(Exercise aim): Find every line with the word "label". Copy those lines.

>> Start Source records

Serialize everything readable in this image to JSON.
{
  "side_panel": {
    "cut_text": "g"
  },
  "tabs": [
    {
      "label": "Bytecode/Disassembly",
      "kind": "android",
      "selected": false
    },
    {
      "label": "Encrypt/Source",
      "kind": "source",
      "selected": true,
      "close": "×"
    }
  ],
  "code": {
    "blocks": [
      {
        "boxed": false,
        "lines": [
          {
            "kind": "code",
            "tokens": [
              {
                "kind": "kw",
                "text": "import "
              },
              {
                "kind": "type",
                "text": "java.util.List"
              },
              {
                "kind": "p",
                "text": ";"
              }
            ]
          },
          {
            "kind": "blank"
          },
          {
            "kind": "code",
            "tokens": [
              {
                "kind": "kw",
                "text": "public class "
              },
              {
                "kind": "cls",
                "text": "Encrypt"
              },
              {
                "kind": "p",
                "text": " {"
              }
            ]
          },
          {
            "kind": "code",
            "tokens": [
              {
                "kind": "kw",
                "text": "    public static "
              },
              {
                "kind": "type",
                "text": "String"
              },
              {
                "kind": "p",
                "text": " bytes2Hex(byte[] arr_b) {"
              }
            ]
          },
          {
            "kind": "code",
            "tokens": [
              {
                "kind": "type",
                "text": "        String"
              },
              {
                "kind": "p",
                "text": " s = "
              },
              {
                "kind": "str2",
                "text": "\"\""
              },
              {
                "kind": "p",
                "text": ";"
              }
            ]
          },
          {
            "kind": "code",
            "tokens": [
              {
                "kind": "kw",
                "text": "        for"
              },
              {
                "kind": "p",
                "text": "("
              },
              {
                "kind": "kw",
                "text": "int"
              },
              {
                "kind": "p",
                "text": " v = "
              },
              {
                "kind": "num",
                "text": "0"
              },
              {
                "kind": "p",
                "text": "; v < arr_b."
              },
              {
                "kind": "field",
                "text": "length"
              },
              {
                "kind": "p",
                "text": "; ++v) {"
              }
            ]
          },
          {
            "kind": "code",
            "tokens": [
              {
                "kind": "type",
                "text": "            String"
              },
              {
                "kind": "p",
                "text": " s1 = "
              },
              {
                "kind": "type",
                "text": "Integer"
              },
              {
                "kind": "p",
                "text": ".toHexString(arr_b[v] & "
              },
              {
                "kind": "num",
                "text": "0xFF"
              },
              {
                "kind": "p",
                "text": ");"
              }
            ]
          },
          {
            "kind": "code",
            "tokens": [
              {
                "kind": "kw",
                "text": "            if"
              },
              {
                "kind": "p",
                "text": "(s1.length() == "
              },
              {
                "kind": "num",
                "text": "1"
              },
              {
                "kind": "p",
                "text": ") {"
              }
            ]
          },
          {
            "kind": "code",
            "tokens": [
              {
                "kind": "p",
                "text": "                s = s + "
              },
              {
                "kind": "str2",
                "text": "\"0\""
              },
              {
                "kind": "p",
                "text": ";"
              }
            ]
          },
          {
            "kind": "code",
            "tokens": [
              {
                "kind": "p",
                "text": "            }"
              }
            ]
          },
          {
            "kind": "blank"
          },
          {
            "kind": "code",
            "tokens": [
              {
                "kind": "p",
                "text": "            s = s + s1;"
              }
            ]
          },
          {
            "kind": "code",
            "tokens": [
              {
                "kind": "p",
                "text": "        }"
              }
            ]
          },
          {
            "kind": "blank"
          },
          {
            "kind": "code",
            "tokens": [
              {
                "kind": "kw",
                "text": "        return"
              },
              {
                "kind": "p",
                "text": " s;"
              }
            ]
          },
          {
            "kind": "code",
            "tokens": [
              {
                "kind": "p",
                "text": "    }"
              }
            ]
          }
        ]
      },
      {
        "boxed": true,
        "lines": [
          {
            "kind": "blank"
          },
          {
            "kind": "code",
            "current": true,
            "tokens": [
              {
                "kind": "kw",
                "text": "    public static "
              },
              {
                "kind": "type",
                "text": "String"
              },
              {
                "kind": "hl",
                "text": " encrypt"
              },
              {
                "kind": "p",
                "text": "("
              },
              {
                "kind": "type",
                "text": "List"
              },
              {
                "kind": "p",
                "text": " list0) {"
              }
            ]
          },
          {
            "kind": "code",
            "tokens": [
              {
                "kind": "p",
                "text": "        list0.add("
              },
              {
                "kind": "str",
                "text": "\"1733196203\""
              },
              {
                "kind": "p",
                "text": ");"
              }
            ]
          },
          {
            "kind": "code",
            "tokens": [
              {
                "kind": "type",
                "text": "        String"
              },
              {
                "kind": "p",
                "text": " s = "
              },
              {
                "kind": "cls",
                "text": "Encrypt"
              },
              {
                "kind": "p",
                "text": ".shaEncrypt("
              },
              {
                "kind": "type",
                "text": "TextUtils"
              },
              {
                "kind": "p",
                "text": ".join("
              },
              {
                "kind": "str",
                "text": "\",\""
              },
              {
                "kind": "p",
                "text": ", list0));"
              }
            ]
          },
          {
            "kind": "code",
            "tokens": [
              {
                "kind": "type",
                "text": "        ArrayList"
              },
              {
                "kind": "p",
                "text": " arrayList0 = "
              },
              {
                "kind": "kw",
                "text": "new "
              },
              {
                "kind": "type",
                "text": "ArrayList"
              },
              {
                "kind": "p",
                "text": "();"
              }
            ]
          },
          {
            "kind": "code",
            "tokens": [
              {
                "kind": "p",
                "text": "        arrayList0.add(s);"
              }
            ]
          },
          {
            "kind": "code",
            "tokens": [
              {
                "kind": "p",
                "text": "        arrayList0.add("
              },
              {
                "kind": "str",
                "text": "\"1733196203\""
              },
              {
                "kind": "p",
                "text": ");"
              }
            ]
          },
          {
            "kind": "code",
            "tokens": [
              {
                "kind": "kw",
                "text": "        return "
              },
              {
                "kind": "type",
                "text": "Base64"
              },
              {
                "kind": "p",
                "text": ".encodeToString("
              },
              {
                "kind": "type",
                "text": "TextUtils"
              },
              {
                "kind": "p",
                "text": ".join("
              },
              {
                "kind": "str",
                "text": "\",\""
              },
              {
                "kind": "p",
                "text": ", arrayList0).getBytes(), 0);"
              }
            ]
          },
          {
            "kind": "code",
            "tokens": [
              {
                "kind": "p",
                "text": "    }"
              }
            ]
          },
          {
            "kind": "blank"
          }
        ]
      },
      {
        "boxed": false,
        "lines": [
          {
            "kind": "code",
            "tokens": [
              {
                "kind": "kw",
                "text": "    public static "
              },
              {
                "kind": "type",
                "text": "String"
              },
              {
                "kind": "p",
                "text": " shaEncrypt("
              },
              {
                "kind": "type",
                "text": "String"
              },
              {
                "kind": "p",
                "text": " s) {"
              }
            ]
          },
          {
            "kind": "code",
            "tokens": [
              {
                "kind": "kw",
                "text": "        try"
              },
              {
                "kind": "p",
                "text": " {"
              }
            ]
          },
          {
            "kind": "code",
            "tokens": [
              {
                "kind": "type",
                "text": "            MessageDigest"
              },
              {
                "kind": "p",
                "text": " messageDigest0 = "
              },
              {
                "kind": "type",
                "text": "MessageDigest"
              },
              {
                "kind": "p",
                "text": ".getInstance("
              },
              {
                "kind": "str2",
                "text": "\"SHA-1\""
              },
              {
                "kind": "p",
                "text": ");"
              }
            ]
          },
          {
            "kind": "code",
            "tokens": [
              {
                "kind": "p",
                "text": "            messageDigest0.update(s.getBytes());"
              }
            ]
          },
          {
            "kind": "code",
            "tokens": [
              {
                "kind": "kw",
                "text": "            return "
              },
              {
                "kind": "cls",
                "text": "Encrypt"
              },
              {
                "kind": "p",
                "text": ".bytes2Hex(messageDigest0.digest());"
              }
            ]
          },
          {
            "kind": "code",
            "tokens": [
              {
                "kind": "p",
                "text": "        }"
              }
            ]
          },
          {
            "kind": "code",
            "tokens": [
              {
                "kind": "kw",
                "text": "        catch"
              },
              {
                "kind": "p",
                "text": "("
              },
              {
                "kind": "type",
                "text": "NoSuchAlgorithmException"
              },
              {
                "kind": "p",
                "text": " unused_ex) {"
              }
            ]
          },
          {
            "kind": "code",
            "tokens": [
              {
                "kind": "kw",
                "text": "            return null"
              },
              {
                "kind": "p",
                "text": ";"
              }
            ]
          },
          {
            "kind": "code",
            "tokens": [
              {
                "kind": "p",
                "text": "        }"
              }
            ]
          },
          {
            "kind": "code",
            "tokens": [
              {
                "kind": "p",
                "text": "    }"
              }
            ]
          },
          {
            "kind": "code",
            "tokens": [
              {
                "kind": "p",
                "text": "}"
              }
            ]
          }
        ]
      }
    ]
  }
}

>> End Source records

(Reply to the exercise):
      "label": "Bytecode/Disassembly",
      "label": "Encrypt/Source",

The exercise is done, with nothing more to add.